What to work on:
Reproduce the listing below word for word, keeping every line unchanged and in the same order.

◆ ◆ ◆ ◆ ◆

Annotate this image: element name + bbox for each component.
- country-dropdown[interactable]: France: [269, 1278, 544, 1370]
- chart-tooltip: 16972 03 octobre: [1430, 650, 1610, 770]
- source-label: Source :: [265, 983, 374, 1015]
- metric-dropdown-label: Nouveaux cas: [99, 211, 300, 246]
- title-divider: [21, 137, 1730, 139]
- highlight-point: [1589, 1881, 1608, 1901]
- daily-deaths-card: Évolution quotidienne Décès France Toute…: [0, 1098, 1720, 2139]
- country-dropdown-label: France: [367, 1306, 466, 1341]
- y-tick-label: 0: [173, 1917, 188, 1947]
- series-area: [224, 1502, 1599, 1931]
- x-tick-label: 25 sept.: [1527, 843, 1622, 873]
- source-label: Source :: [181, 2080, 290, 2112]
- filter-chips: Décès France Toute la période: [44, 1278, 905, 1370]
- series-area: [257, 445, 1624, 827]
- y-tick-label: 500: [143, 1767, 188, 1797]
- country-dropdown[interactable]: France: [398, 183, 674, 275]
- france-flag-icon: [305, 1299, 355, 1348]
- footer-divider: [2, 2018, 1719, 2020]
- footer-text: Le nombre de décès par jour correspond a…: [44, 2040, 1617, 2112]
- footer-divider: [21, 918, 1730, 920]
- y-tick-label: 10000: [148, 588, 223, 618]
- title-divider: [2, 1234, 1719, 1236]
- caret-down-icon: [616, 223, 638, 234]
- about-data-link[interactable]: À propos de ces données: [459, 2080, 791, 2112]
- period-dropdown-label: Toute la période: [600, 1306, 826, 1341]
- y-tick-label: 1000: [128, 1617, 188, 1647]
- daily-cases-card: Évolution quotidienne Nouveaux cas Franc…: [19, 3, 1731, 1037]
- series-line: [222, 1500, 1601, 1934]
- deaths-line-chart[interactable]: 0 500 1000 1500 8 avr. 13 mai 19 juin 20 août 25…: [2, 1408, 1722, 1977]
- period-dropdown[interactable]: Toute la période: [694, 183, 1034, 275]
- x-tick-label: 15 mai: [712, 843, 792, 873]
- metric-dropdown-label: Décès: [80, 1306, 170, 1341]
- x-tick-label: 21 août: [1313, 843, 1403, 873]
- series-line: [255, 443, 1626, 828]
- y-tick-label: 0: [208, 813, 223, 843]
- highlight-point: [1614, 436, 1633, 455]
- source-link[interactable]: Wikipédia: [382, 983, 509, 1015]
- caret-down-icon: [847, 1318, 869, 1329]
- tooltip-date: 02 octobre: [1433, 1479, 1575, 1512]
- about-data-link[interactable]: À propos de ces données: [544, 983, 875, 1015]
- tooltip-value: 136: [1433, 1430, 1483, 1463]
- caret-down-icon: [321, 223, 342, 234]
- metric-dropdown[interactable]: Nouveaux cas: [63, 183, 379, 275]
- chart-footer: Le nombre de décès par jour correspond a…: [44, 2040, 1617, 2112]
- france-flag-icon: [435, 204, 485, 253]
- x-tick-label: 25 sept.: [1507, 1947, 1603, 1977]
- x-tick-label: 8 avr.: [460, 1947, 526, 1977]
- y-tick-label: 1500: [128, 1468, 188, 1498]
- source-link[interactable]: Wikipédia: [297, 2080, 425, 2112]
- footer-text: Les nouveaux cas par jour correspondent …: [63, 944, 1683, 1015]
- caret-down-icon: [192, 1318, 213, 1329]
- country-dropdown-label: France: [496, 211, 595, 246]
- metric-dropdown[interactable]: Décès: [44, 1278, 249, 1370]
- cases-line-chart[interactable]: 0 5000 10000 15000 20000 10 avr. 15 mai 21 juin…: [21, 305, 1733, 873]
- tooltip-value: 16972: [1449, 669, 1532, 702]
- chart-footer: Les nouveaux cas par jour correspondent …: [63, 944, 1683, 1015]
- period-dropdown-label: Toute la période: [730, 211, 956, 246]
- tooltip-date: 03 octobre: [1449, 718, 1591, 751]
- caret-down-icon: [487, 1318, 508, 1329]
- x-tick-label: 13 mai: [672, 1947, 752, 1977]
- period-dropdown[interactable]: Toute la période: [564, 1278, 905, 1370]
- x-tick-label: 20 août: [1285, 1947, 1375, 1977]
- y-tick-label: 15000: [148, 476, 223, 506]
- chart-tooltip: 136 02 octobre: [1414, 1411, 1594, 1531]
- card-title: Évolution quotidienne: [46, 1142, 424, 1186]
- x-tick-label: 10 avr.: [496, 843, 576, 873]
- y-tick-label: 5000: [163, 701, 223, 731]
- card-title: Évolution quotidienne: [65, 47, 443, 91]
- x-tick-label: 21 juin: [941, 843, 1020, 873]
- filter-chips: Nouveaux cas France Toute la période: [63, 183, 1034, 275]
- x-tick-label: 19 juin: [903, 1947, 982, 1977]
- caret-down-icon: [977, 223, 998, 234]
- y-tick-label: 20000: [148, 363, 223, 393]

◆ ◆ ◆ ◆ ◆

Exercise result:
Annotate this image: element name + bbox for each component.
- country-dropdown[interactable]: France: [269, 1278, 544, 1370]
- chart-tooltip: 16972 03 octobre: [1430, 650, 1610, 770]
- source-label: Source :: [265, 983, 374, 1015]
- metric-dropdown-label: Nouveaux cas: [99, 211, 300, 246]
- title-divider: [21, 137, 1730, 139]
- highlight-point: [1589, 1881, 1608, 1901]
- daily-deaths-card: Évolution quotidienne Décès France Toute…: [0, 1098, 1720, 2139]
- country-dropdown-label: France: [367, 1306, 466, 1341]
- y-tick-label: 0: [173, 1917, 188, 1947]
- series-area: [224, 1502, 1599, 1931]
- x-tick-label: 25 sept.: [1527, 843, 1622, 873]
- source-label: Source :: [181, 2080, 290, 2112]
- filter-chips: Décès France Toute la période: [44, 1278, 905, 1370]
- series-area: [257, 445, 1624, 827]
- y-tick-label: 500: [143, 1767, 188, 1797]
- country-dropdown[interactable]: France: [398, 183, 674, 275]
- france-flag-icon: [305, 1299, 355, 1348]
- footer-divider: [2, 2018, 1719, 2020]
- footer-text: Le nombre de décès par jour correspond a…: [44, 2040, 1617, 2112]
- footer-divider: [21, 918, 1730, 920]
- y-tick-label: 10000: [148, 588, 223, 618]
- title-divider: [2, 1234, 1719, 1236]
- caret-down-icon: [616, 223, 638, 234]
- about-data-link[interactable]: À propos de ces données: [459, 2080, 791, 2112]
- period-dropdown-label: Toute la période: [600, 1306, 826, 1341]
- y-tick-label: 1000: [128, 1617, 188, 1647]
- daily-cases-card: Évolution quotidienne Nouveaux cas Franc…: [19, 3, 1731, 1037]
- series-line: [222, 1500, 1601, 1934]
- deaths-line-chart[interactable]: 0 500 1000 1500 8 avr. 13 mai 19 juin 20 août 25…: [2, 1408, 1722, 1977]
- period-dropdown[interactable]: Toute la période: [694, 183, 1034, 275]
- x-tick-label: 15 mai: [712, 843, 792, 873]
- metric-dropdown-label: Décès: [80, 1306, 170, 1341]
- x-tick-label: 21 août: [1313, 843, 1403, 873]
- series-line: [255, 443, 1626, 828]
- y-tick-label: 0: [208, 813, 223, 843]
- highlight-point: [1614, 436, 1633, 455]
- source-link[interactable]: Wikipédia: [382, 983, 509, 1015]
- caret-down-icon: [847, 1318, 869, 1329]
- tooltip-date: 02 octobre: [1433, 1479, 1575, 1512]
- about-data-link[interactable]: À propos de ces données: [544, 983, 875, 1015]
- tooltip-value: 136: [1433, 1430, 1483, 1463]
- caret-down-icon: [321, 223, 342, 234]
- metric-dropdown[interactable]: Nouveaux cas: [63, 183, 379, 275]
- chart-footer: Le nombre de décès par jour correspond a…: [44, 2040, 1617, 2112]
- france-flag-icon: [435, 204, 485, 253]
- x-tick-label: 25 sept.: [1507, 1947, 1603, 1977]
- x-tick-label: 8 avr.: [460, 1947, 526, 1977]
- y-tick-label: 1500: [128, 1468, 188, 1498]
- source-link[interactable]: Wikipédia: [297, 2080, 425, 2112]
- footer-text: Les nouveaux cas par jour correspondent …: [63, 944, 1683, 1015]
- caret-down-icon: [192, 1318, 213, 1329]
- country-dropdown-label: France: [496, 211, 595, 246]
- metric-dropdown[interactable]: Décès: [44, 1278, 249, 1370]
- cases-line-chart[interactable]: 0 5000 10000 15000 20000 10 avr. 15 mai 21 juin…: [21, 305, 1733, 873]
- tooltip-value: 16972: [1449, 669, 1532, 702]
- chart-footer: Les nouveaux cas par jour correspondent …: [63, 944, 1683, 1015]
- period-dropdown-label: Toute la période: [730, 211, 956, 246]
- tooltip-date: 03 octobre: [1449, 718, 1591, 751]
- caret-down-icon: [487, 1318, 508, 1329]
- x-tick-label: 13 mai: [672, 1947, 752, 1977]
- period-dropdown[interactable]: Toute la période: [564, 1278, 905, 1370]
- x-tick-label: 20 août: [1285, 1947, 1375, 1977]
- y-tick-label: 15000: [148, 476, 223, 506]
- chart-tooltip: 136 02 octobre: [1414, 1411, 1594, 1531]
- card-title: Évolution quotidienne: [46, 1142, 424, 1186]
- x-tick-label: 10 avr.: [496, 843, 576, 873]
- y-tick-label: 5000: [163, 701, 223, 731]
- card-title: Évolution quotidienne: [65, 47, 443, 91]
- x-tick-label: 21 juin: [941, 843, 1020, 873]
- filter-chips: Nouveaux cas France Toute la période: [63, 183, 1034, 275]
- x-tick-label: 19 juin: [903, 1947, 982, 1977]
- caret-down-icon: [977, 223, 998, 234]
- y-tick-label: 20000: [148, 363, 223, 393]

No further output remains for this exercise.